## GIVEN TASK
Each line in the entries below that holds the string "Продолжение" is to be listed.

## PROVIDED RECORDS
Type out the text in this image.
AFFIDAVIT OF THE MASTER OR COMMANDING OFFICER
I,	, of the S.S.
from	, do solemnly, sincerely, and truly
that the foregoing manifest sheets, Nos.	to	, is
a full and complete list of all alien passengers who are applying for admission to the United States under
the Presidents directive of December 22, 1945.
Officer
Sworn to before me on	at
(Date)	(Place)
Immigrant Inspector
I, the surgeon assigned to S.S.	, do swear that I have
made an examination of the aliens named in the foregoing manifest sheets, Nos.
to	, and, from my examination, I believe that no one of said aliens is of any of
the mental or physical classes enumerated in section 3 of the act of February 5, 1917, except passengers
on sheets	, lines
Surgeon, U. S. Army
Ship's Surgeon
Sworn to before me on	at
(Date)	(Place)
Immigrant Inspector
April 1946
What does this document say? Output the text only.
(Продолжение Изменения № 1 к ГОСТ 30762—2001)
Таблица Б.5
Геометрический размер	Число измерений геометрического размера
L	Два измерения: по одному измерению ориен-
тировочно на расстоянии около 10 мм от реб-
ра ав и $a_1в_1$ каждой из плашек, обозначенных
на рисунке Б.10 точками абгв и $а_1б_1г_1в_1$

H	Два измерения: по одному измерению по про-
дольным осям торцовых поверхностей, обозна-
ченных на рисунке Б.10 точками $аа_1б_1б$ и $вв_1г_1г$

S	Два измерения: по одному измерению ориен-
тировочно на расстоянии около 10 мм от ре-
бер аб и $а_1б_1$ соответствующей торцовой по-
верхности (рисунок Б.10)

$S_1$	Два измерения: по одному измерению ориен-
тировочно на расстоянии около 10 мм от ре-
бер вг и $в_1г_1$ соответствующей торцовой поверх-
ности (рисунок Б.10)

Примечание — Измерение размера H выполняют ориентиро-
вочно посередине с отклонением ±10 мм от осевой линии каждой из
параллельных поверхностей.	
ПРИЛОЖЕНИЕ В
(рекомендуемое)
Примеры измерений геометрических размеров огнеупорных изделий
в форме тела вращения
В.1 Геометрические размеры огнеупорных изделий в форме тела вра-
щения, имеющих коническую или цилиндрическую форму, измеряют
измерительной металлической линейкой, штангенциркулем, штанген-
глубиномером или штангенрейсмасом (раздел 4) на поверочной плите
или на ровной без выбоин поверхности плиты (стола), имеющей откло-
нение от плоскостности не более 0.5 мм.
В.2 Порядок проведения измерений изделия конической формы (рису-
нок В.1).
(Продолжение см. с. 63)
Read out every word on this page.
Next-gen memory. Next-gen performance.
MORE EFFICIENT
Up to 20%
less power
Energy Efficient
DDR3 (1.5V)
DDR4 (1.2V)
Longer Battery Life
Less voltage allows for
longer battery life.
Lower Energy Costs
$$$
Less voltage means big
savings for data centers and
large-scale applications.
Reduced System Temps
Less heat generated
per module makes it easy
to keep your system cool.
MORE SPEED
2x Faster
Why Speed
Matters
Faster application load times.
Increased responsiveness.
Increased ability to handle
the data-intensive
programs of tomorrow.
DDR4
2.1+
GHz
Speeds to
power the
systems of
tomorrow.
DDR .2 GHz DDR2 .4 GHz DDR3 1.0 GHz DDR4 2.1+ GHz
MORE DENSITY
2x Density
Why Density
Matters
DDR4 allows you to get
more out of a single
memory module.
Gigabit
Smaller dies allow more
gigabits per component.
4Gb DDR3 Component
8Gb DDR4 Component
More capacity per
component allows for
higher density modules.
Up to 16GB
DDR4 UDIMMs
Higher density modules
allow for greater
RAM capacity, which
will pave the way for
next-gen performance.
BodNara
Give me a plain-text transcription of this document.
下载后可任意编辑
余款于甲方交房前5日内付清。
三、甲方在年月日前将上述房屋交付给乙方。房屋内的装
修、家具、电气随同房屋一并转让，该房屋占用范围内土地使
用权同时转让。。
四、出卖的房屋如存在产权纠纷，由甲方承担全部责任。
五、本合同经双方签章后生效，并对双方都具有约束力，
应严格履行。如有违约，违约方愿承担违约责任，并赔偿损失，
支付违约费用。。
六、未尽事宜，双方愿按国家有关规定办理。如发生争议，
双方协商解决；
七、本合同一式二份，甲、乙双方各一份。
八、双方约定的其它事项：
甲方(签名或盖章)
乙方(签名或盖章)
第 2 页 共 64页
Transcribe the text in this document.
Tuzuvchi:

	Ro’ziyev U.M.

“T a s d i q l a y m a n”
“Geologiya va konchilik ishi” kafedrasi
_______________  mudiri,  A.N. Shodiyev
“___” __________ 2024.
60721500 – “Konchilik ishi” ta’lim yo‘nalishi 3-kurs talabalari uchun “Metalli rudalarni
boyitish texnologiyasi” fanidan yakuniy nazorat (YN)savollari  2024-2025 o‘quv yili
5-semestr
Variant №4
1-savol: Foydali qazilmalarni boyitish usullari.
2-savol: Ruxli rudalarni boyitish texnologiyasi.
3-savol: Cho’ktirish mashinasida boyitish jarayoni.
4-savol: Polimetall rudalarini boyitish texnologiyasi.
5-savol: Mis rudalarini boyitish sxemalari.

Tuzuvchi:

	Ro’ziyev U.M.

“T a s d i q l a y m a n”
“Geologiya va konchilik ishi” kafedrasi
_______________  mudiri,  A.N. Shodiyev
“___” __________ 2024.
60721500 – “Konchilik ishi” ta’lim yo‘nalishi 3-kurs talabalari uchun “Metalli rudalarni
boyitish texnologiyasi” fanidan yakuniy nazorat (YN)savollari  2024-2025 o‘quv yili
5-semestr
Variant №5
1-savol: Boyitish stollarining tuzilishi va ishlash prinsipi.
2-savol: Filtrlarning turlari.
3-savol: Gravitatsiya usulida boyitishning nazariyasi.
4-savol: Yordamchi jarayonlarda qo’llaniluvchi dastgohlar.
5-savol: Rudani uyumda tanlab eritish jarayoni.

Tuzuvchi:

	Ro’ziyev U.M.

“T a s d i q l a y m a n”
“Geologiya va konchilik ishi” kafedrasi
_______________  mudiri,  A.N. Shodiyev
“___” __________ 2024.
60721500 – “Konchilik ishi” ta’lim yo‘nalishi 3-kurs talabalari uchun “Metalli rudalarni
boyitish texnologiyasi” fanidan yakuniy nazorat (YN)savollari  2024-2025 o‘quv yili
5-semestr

## WORKED SOLUTION
(Продолжение Изменения № 1 к ГОСТ 30762—2001)
(Продолжение см. с. 63)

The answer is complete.